→ Exercise directions
Filter the entries that follow, copying every line in which the word "семействе" appears.

→ Recorded information
========
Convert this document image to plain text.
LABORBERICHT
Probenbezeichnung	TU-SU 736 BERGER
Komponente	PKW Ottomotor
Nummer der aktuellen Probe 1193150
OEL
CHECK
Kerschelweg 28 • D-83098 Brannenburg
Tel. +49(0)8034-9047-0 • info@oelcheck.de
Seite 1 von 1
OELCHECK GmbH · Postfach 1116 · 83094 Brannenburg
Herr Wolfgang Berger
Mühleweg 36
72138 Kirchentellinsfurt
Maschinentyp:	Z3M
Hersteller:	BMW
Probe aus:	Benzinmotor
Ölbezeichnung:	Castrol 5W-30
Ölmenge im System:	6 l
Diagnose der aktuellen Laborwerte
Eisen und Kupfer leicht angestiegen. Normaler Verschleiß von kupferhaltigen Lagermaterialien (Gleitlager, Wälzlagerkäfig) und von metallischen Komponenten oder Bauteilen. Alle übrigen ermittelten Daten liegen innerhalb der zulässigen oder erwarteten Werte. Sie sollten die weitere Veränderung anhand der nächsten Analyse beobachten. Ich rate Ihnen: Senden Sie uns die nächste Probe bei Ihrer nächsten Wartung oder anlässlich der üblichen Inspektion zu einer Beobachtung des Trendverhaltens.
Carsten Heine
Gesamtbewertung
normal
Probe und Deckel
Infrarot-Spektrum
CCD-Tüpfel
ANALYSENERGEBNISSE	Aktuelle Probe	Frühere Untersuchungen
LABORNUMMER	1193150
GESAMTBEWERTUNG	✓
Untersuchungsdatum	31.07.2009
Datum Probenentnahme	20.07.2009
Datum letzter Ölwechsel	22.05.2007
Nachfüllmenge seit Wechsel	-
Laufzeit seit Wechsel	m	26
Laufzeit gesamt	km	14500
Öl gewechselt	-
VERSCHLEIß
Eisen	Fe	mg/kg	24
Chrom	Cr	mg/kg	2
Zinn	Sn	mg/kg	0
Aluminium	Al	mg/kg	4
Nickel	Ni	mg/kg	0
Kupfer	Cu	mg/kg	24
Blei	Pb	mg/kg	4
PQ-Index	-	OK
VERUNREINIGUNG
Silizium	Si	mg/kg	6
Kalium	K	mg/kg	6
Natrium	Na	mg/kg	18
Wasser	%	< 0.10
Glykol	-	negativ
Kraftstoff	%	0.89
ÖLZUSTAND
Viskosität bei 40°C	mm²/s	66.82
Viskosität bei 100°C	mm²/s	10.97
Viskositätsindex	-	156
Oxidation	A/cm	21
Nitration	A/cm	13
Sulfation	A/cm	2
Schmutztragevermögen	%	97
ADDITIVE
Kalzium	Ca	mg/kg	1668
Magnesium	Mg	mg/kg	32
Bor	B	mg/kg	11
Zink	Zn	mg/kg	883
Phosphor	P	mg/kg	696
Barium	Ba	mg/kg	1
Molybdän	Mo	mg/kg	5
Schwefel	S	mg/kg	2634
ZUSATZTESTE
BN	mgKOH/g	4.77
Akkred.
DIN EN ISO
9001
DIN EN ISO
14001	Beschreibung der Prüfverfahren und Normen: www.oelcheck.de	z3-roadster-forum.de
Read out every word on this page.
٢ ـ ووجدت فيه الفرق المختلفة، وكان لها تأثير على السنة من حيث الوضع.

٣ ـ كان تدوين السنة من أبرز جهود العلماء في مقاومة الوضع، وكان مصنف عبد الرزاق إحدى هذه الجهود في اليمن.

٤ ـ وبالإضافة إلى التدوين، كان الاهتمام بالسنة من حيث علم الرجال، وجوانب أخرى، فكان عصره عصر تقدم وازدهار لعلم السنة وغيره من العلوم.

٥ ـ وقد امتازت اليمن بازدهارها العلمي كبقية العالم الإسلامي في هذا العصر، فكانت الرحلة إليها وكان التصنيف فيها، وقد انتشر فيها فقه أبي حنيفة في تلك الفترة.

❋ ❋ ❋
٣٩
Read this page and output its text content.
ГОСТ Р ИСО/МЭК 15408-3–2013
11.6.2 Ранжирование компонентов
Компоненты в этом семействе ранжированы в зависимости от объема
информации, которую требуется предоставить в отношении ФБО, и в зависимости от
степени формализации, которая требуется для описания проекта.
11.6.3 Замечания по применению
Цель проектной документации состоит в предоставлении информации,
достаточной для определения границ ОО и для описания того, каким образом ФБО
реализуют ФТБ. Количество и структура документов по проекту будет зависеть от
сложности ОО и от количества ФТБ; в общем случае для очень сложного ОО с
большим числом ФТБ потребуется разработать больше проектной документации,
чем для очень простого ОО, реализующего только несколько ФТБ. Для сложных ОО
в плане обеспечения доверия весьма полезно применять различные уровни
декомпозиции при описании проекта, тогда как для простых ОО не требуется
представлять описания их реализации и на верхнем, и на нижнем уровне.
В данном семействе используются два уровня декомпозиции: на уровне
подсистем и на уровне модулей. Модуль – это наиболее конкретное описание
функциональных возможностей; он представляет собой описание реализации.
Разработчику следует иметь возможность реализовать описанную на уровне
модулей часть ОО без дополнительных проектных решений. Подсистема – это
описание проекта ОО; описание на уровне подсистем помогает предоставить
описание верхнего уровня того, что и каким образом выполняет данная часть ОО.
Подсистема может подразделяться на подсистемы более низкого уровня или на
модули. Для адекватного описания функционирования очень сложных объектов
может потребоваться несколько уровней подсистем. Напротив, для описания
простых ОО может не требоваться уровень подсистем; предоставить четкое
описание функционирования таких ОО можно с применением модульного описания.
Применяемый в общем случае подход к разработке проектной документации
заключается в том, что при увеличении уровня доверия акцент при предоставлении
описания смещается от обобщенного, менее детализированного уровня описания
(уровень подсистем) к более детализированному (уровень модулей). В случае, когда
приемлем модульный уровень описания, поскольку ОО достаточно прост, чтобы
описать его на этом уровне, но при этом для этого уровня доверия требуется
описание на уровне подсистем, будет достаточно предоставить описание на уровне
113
========
→ Solution
Компоненты в этом семействе ранжированы в зависимости от объема
В данном семействе используются два уровня декомпозиции: на уровне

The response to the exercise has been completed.